- Request: Find every line in the records below that holds the word "folders", and copy it out.

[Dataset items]
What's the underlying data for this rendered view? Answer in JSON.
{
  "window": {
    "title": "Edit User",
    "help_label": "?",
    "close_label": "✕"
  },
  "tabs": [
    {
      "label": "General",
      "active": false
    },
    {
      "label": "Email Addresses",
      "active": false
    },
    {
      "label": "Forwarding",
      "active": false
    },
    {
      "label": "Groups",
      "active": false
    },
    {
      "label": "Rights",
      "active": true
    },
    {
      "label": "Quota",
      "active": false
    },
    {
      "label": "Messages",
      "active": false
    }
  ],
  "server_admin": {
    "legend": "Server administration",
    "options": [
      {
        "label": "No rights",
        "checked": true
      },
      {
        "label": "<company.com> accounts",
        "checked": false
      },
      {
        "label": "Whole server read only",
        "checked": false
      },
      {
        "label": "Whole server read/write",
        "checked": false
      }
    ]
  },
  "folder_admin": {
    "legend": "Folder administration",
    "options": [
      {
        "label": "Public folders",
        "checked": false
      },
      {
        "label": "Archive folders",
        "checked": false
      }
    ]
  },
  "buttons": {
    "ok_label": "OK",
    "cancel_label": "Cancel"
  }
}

- Result of the task:
        "label": "Public folders",
        "label": "Archive folders",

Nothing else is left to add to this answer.